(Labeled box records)

# # # # # # #

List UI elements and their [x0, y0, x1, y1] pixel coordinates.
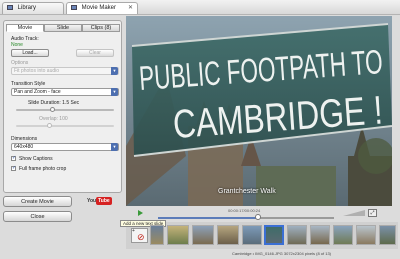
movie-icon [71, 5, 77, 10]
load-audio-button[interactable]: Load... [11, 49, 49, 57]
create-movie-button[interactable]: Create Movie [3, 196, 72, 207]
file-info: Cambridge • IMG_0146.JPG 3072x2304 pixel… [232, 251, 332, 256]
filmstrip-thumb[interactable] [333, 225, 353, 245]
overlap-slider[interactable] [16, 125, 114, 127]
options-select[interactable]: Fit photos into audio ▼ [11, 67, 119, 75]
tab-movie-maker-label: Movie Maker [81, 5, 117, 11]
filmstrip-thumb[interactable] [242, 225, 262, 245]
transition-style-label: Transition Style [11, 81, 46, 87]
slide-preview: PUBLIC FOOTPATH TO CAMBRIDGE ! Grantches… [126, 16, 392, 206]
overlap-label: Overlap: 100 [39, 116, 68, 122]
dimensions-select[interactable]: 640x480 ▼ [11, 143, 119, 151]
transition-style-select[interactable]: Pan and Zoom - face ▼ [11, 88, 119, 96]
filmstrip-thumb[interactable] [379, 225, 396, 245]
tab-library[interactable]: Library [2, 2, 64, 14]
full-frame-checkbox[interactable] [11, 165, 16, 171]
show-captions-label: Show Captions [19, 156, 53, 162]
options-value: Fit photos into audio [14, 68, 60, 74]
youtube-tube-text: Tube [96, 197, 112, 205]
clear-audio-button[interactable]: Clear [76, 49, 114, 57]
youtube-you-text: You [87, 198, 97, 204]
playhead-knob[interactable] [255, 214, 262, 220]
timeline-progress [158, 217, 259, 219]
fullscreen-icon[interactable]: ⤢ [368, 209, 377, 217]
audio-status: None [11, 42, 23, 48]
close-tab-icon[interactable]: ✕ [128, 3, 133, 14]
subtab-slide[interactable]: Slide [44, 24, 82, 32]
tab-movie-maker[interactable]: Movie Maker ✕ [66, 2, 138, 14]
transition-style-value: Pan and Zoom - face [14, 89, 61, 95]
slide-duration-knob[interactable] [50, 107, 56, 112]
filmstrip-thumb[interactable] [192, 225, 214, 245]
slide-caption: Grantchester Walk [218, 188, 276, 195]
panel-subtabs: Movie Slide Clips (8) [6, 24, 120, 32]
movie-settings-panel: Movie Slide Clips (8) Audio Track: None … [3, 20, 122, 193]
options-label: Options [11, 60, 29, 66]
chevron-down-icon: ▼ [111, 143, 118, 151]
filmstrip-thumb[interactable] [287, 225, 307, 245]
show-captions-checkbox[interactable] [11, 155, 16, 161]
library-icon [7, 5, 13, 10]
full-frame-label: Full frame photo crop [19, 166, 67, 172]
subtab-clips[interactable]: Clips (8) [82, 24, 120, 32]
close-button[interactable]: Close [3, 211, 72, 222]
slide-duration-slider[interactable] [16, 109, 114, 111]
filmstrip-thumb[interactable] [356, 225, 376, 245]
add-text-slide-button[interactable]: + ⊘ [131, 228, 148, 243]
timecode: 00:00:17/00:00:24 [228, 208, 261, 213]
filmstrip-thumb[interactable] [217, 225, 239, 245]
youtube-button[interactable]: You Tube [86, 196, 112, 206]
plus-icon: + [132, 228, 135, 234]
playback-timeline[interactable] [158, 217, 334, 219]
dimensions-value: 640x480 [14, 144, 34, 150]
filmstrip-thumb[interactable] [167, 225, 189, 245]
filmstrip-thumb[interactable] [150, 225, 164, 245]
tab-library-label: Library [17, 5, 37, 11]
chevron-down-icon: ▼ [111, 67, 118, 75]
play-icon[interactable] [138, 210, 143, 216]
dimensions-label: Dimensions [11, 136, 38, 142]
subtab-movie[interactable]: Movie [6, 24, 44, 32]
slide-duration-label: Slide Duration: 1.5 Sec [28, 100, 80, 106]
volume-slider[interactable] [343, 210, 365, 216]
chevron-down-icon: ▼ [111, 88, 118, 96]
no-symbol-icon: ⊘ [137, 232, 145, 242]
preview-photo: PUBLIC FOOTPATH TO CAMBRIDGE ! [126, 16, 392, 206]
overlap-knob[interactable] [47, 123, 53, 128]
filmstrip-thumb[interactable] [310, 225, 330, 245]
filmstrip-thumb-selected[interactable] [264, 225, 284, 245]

# # # # # # #

> **Set exercise**
Revise the material from the line with "movie-icon [71, 5, 77, 10]" to the line with "slide-caption: Grantchester Walk", replacing "Fit photos into audio" with "Fit audio to photos" and leaving everything else as it is.

> **Completed task**
movie-icon [71, 5, 77, 10]
load-audio-button[interactable]: Load... [11, 49, 49, 57]
create-movie-button[interactable]: Create Movie [3, 196, 72, 207]
file-info: Cambridge • IMG_0146.JPG 3072x2304 pixel… [232, 251, 332, 256]
filmstrip-thumb[interactable] [333, 225, 353, 245]
overlap-slider[interactable] [16, 125, 114, 127]
options-select[interactable]: Fit audio to photos ▼ [11, 67, 119, 75]
tab-movie-maker-label: Movie Maker [81, 5, 117, 11]
filmstrip-thumb[interactable] [242, 225, 262, 245]
transition-style-label: Transition Style [11, 81, 46, 87]
slide-preview: PUBLIC FOOTPATH TO CAMBRIDGE ! Grantches… [126, 16, 392, 206]
overlap-label: Overlap: 100 [39, 116, 68, 122]
dimensions-select[interactable]: 640x480 ▼ [11, 143, 119, 151]
transition-style-select[interactable]: Pan and Zoom - face ▼ [11, 88, 119, 96]
filmstrip-thumb[interactable] [379, 225, 396, 245]
tab-library[interactable]: Library [2, 2, 64, 14]
full-frame-checkbox[interactable] [11, 165, 16, 171]
show-captions-label: Show Captions [19, 156, 53, 162]
options-value: Fit audio to photos [14, 68, 60, 74]
youtube-tube-text: Tube [96, 197, 112, 205]
clear-audio-button[interactable]: Clear [76, 49, 114, 57]
youtube-you-text: You [87, 198, 97, 204]
playhead-knob[interactable] [255, 214, 262, 220]
timeline-progress [158, 217, 259, 219]
fullscreen-icon[interactable]: ⤢ [368, 209, 377, 217]
audio-status: None [11, 42, 23, 48]
close-tab-icon[interactable]: ✕ [128, 3, 133, 14]
subtab-slide[interactable]: Slide [44, 24, 82, 32]
tab-movie-maker[interactable]: Movie Maker ✕ [66, 2, 138, 14]
transition-style-value: Pan and Zoom - face [14, 89, 61, 95]
slide-duration-knob[interactable] [50, 107, 56, 112]
filmstrip-thumb[interactable] [192, 225, 214, 245]
slide-caption: Grantchester Walk [218, 188, 276, 195]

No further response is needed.